* Written request:
Work through the data below and give the number of lines holding "Learning", nothing more.

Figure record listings
==============================
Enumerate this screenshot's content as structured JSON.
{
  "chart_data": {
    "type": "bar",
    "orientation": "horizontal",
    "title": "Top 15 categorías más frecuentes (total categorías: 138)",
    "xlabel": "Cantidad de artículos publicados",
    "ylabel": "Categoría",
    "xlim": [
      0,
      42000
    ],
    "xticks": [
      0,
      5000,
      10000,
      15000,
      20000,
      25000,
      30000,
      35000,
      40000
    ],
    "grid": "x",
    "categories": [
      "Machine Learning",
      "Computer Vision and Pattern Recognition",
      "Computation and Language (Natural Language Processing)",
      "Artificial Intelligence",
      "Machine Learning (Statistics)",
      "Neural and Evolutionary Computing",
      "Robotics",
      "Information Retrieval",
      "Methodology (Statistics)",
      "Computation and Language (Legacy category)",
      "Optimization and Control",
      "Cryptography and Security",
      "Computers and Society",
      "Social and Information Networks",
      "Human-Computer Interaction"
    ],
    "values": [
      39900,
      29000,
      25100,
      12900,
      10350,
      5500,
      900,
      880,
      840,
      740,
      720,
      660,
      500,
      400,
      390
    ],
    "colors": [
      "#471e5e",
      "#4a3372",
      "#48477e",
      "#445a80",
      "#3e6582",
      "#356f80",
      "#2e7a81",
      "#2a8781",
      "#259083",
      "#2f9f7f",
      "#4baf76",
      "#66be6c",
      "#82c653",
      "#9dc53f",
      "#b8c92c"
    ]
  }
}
==============================
* Exercise output:
2